The input start

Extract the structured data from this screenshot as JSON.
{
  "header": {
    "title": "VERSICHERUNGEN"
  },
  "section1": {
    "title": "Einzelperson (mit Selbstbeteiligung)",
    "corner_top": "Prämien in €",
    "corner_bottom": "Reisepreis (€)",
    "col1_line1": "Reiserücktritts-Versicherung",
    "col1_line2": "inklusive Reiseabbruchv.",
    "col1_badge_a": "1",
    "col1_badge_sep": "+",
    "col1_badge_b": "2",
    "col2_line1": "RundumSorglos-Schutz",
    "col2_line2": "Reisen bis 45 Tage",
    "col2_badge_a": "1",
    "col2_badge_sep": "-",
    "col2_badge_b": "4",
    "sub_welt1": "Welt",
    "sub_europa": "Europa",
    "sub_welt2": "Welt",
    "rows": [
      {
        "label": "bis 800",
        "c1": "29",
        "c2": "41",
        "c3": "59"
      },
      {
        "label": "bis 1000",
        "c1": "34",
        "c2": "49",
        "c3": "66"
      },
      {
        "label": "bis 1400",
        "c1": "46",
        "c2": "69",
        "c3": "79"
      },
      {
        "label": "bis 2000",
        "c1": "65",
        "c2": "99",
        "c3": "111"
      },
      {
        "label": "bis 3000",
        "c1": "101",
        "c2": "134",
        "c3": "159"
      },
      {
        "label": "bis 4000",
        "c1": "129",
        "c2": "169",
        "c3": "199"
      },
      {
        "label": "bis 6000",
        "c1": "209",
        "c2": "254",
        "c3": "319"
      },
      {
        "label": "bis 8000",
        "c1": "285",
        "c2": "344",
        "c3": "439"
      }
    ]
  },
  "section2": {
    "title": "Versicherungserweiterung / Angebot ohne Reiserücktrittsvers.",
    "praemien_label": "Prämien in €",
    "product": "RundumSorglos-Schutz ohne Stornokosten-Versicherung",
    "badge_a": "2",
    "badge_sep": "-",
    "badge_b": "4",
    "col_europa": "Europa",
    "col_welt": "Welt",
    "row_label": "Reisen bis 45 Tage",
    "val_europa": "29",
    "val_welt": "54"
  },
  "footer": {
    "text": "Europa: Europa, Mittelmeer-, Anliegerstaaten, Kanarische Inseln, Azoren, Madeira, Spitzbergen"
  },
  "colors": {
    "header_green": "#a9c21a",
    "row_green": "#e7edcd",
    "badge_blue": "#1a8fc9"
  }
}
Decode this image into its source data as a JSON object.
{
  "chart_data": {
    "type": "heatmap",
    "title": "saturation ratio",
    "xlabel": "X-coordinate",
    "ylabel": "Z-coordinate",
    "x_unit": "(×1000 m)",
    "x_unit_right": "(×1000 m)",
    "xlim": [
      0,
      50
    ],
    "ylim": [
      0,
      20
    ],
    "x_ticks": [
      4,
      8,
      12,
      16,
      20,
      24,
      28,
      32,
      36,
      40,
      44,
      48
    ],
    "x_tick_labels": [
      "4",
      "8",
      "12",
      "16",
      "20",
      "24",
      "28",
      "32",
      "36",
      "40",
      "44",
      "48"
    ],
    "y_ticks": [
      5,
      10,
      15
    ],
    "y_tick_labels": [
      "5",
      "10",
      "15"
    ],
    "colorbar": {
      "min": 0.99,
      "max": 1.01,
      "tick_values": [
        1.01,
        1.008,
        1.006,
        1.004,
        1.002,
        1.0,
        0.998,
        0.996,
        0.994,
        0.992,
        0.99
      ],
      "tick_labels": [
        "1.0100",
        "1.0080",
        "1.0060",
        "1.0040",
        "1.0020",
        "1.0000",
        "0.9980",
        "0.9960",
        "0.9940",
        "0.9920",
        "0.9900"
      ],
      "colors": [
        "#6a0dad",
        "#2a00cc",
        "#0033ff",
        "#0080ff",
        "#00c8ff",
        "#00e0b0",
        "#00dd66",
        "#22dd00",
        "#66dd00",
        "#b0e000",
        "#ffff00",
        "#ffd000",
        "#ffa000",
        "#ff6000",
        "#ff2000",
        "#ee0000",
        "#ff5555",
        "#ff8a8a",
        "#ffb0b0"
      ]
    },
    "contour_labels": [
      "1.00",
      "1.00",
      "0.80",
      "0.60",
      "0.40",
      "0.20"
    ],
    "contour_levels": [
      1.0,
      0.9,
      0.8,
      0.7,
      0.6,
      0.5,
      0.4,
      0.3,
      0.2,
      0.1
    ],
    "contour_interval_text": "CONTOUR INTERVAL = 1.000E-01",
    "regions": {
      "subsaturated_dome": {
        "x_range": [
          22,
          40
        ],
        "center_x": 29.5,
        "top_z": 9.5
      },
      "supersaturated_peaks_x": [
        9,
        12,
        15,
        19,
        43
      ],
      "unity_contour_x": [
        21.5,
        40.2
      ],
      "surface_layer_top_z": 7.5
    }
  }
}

The input end

Given request: The entries above should be repeated exactly, every one of them.

The response:
Extract the structured data from this screenshot as JSON.
{
  "header": {
    "title": "VERSICHERUNGEN"
  },
  "section1": {
    "title": "Einzelperson (mit Selbstbeteiligung)",
    "corner_top": "Prämien in €",
    "corner_bottom": "Reisepreis (€)",
    "col1_line1": "Reiserücktritts-Versicherung",
    "col1_line2": "inklusive Reiseabbruchv.",
    "col1_badge_a": "1",
    "col1_badge_sep": "+",
    "col1_badge_b": "2",
    "col2_line1": "RundumSorglos-Schutz",
    "col2_line2": "Reisen bis 45 Tage",
    "col2_badge_a": "1",
    "col2_badge_sep": "-",
    "col2_badge_b": "4",
    "sub_welt1": "Welt",
    "sub_europa": "Europa",
    "sub_welt2": "Welt",
    "rows": [
      {
        "label": "bis 800",
        "c1": "29",
        "c2": "41",
        "c3": "59"
      },
      {
        "label": "bis 1000",
        "c1": "34",
        "c2": "49",
        "c3": "66"
      },
      {
        "label": "bis 1400",
        "c1": "46",
        "c2": "69",
        "c3": "79"
      },
      {
        "label": "bis 2000",
        "c1": "65",
        "c2": "99",
        "c3": "111"
      },
      {
        "label": "bis 3000",
        "c1": "101",
        "c2": "134",
        "c3": "159"
      },
      {
        "label": "bis 4000",
        "c1": "129",
        "c2": "169",
        "c3": "199"
      },
      {
        "label": "bis 6000",
        "c1": "209",
        "c2": "254",
        "c3": "319"
      },
      {
        "label": "bis 8000",
        "c1": "285",
        "c2": "344",
        "c3": "439"
      }
    ]
  },
  "section2": {
    "title": "Versicherungserweiterung / Angebot ohne Reiserücktrittsvers.",
    "praemien_label": "Prämien in €",
    "product": "RundumSorglos-Schutz ohne Stornokosten-Versicherung",
    "badge_a": "2",
    "badge_sep": "-",
    "badge_b": "4",
    "col_europa": "Europa",
    "col_welt": "Welt",
    "row_label": "Reisen bis 45 Tage",
    "val_europa": "29",
    "val_welt": "54"
  },
  "footer": {
    "text": "Europa: Europa, Mittelmeer-, Anliegerstaaten, Kanarische Inseln, Azoren, Madeira, Spitzbergen"
  },
  "colors": {
    "header_green": "#a9c21a",
    "row_green": "#e7edcd",
    "badge_blue": "#1a8fc9"
  }
}
Decode this image into its source data as a JSON object.
{
  "chart_data": {
    "type": "heatmap",
    "title": "saturation ratio",
    "xlabel": "X-coordinate",
    "ylabel": "Z-coordinate",
    "x_unit": "(×1000 m)",
    "x_unit_right": "(×1000 m)",
    "xlim": [
      0,
      50
    ],
    "ylim": [
      0,
      20
    ],
    "x_ticks": [
      4,
      8,
      12,
      16,
      20,
      24,
      28,
      32,
      36,
      40,
      44,
      48
    ],
    "x_tick_labels": [
      "4",
      "8",
      "12",
      "16",
      "20",
      "24",
      "28",
      "32",
      "36",
      "40",
      "44",
      "48"
    ],
    "y_ticks": [
      5,
      10,
      15
    ],
    "y_tick_labels": [
      "5",
      "10",
      "15"
    ],
    "colorbar": {
      "min": 0.99,
      "max": 1.01,
      "tick_values": [
        1.01,
        1.008,
        1.006,
        1.004,
        1.002,
        1.0,
        0.998,
        0.996,
        0.994,
        0.992,
        0.99
      ],
      "tick_labels": [
        "1.0100",
        "1.0080",
        "1.0060",
        "1.0040",
        "1.0020",
        "1.0000",
        "0.9980",
        "0.9960",
        "0.9940",
        "0.9920",
        "0.9900"
      ],
      "colors": [
        "#6a0dad",
        "#2a00cc",
        "#0033ff",
        "#0080ff",
        "#00c8ff",
        "#00e0b0",
        "#00dd66",
        "#22dd00",
        "#66dd00",
        "#b0e000",
        "#ffff00",
        "#ffd000",
        "#ffa000",
        "#ff6000",
        "#ff2000",
        "#ee0000",
        "#ff5555",
        "#ff8a8a",
        "#ffb0b0"
      ]
    },
    "contour_labels": [
      "1.00",
      "1.00",
      "0.80",
      "0.60",
      "0.40",
      "0.20"
    ],
    "contour_levels": [
      1.0,
      0.9,
      0.8,
      0.7,
      0.6,
      0.5,
      0.4,
      0.3,
      0.2,
      0.1
    ],
    "contour_interval_text": "CONTOUR INTERVAL = 1.000E-01",
    "regions": {
      "subsaturated_dome": {
        "x_range": [
          22,
          40
        ],
        "center_x": 29.5,
        "top_z": 9.5
      },
      "supersaturated_peaks_x": [
        9,
        12,
        15,
        19,
        43
      ],
      "unity_contour_x": [
        21.5,
        40.2
      ],
      "surface_layer_top_z": 7.5
    }
  }
}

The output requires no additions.